-- Written exercise --
Every line below is to be copied exactly, with the pictures left out.
%%
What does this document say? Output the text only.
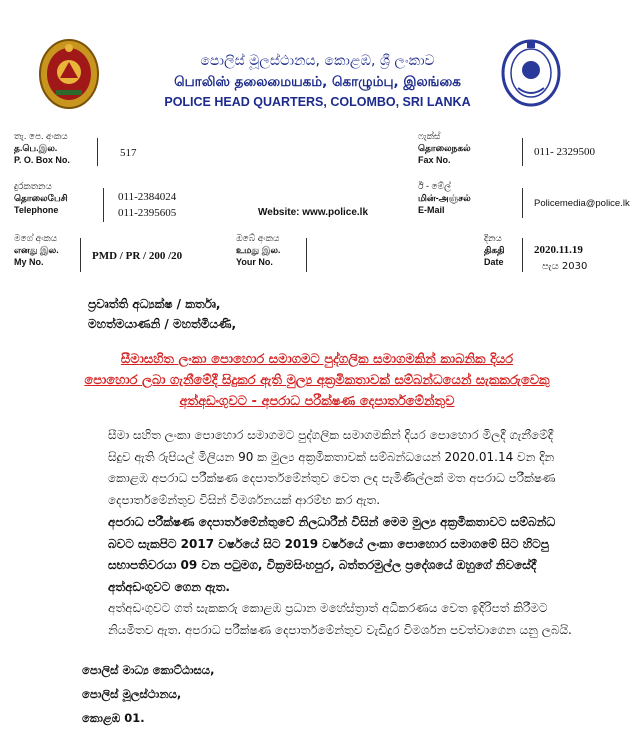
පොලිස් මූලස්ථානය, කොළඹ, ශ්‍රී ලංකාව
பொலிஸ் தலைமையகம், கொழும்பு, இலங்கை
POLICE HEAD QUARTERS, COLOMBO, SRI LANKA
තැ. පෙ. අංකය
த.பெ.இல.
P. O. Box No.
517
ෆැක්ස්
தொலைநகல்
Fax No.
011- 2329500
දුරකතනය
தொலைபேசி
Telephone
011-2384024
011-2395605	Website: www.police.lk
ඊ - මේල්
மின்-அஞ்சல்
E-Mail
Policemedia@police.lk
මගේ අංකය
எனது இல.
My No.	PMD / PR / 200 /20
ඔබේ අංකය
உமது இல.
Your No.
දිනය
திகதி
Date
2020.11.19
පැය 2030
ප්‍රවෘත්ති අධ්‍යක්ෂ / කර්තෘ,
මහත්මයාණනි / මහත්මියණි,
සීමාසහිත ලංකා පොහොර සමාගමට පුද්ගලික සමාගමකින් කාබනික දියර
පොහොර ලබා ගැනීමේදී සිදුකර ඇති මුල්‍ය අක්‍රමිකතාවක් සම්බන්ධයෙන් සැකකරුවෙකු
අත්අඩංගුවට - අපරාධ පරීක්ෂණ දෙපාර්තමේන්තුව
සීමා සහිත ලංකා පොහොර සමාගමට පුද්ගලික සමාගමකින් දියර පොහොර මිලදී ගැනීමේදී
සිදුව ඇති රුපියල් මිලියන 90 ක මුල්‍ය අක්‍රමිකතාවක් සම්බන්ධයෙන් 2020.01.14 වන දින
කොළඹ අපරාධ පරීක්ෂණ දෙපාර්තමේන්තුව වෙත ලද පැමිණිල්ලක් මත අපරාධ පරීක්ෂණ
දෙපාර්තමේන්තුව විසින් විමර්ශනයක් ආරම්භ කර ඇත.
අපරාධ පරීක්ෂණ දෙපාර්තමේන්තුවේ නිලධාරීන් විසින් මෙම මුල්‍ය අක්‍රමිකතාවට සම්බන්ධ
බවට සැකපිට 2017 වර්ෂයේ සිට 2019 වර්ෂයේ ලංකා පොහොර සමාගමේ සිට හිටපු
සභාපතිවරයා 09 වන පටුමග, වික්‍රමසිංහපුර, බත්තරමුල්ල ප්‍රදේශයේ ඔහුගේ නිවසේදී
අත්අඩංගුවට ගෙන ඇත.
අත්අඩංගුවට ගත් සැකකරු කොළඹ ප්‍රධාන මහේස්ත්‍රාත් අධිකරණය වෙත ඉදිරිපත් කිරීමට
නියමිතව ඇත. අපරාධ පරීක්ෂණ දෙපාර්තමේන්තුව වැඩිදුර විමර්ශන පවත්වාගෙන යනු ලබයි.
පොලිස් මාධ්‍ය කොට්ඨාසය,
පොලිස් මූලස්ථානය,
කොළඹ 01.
%%
-- Correct answer --
What does this document say? Output the text only.
පොලිස් මූලස්ථානය, කොළඹ, ශ්‍රී ලංකාව
பொலிஸ் தலைமையகம், கொழும்பு, இலங்கை
POLICE HEAD QUARTERS, COLOMBO, SRI LANKA
තැ. පෙ. අංකය
த.பெ.இல.
P. O. Box No.
517
ෆැක්ස්
தொலைநகல்
Fax No.
011- 2329500
දුරකතනය
தொலைபேசி
Telephone
011-2384024
011-2395605	Website: www.police.lk
ඊ - මේල්
மின்-அஞ்சல்
E-Mail
Policemedia@police.lk
මගේ අංකය
எனது இல.
My No.	PMD / PR / 200 /20
ඔබේ අංකය
உமது இல.
Your No.
දිනය
திகதி
Date
2020.11.19
පැය 2030
ප්‍රවෘත්ති අධ්‍යක්ෂ / කර්තෘ,
මහත්මයාණනි / මහත්මියණි,
සීමාසහිත ලංකා පොහොර සමාගමට පුද්ගලික සමාගමකින් කාබනික දියර
පොහොර ලබා ගැනීමේදී සිදුකර ඇති මුල්‍ය අක්‍රමිකතාවක් සම්බන්ධයෙන් සැකකරුවෙකු
අත්අඩංගුවට - අපරාධ පරීක්ෂණ දෙපාර්තමේන්තුව
සීමා සහිත ලංකා පොහොර සමාගමට පුද්ගලික සමාගමකින් දියර පොහොර මිලදී ගැනීමේදී
සිදුව ඇති රුපියල් මිලියන 90 ක මුල්‍ය අක්‍රමිකතාවක් සම්බන්ධයෙන් 2020.01.14 වන දින
කොළඹ අපරාධ පරීක්ෂණ දෙපාර්තමේන්තුව වෙත ලද පැමිණිල්ලක් මත අපරාධ පරීක්ෂණ
දෙපාර්තමේන්තුව විසින් විමර්ශනයක් ආරම්භ කර ඇත.
අපරාධ පරීක්ෂණ දෙපාර්තමේන්තුවේ නිලධාරීන් විසින් මෙම මුල්‍ය අක්‍රමිකතාවට සම්බන්ධ
බවට සැකපිට 2017 වර්ෂයේ සිට 2019 වර්ෂයේ ලංකා පොහොර සමාගමේ සිට හිටපු
සභාපතිවරයා 09 වන පටුමග, වික්‍රමසිංහපුර, බත්තරමුල්ල ප්‍රදේශයේ ඔහුගේ නිවසේදී
අත්අඩංගුවට ගෙන ඇත.
අත්අඩංගුවට ගත් සැකකරු කොළඹ ප්‍රධාන මහේස්ත්‍රාත් අධිකරණය වෙත ඉදිරිපත් කිරීමට
නියමිතව ඇත. අපරාධ පරීක්ෂණ දෙපාර්තමේන්තුව වැඩිදුර විමර්ශන පවත්වාගෙන යනු ලබයි.
පොලිස් මාධ්‍ය කොට්ඨාසය,
පොලිස් මූලස්ථානය,
කොළඹ 01.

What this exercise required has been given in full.